* **RECORD SET**
** START **

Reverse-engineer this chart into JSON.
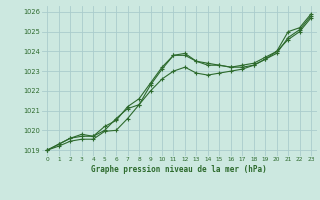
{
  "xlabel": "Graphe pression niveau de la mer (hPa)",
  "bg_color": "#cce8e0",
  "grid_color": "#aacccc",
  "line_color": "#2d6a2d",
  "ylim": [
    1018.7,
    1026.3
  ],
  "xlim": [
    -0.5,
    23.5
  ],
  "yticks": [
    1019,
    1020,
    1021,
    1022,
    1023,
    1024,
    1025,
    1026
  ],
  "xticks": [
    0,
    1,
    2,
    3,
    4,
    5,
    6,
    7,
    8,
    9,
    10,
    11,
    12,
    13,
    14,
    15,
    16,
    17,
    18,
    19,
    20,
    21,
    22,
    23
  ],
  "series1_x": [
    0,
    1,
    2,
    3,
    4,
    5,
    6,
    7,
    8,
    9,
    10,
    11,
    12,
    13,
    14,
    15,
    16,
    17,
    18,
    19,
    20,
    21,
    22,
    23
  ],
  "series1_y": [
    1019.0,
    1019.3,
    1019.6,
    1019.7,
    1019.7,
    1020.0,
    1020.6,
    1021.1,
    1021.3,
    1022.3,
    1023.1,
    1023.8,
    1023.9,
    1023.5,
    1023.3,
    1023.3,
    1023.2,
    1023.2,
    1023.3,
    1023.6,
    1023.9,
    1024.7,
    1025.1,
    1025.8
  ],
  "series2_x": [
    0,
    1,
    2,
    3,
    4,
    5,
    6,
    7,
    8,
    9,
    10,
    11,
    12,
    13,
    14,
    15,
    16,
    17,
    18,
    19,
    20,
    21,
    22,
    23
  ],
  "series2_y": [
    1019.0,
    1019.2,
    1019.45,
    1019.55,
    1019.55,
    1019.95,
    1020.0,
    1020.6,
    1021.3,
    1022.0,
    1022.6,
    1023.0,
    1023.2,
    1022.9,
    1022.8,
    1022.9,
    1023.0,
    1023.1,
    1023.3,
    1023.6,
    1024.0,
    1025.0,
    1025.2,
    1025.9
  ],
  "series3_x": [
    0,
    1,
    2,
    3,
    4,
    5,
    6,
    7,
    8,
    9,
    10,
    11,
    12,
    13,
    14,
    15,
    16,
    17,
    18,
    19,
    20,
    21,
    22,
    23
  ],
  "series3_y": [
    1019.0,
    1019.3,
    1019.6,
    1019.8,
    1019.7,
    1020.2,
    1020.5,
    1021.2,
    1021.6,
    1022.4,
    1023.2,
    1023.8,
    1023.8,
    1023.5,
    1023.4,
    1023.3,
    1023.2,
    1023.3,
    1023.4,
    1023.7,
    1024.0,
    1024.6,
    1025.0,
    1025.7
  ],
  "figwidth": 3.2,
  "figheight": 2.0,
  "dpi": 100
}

** END **
** START **

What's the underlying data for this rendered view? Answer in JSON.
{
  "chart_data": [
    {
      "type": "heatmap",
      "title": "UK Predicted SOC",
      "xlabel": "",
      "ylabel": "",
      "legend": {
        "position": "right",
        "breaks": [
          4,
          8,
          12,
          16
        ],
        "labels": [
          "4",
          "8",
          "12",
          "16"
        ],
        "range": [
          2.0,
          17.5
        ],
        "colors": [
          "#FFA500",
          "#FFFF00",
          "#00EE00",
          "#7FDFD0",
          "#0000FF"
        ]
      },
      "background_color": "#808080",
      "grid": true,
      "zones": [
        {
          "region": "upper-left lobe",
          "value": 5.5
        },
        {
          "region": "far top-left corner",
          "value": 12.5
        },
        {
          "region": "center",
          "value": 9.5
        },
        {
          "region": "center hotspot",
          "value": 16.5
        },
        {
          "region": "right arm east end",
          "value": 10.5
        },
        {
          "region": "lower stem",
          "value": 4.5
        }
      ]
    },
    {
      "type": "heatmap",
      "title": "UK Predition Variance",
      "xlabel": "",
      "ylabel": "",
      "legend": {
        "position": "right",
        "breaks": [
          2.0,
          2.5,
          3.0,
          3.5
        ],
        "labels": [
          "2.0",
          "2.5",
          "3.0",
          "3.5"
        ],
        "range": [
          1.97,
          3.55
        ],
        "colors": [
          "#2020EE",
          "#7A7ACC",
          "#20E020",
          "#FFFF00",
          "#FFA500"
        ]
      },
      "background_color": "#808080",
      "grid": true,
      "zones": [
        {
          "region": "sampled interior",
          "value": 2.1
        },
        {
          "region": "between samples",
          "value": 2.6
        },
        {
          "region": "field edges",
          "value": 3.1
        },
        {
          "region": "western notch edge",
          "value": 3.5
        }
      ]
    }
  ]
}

** END **

* **WHAT YOU NEED TO DO**
Of the lines in the data, how many contain the word "left"? Provide the number and nothing further.

* **RESPONSE TO THIS EXERCISE**
2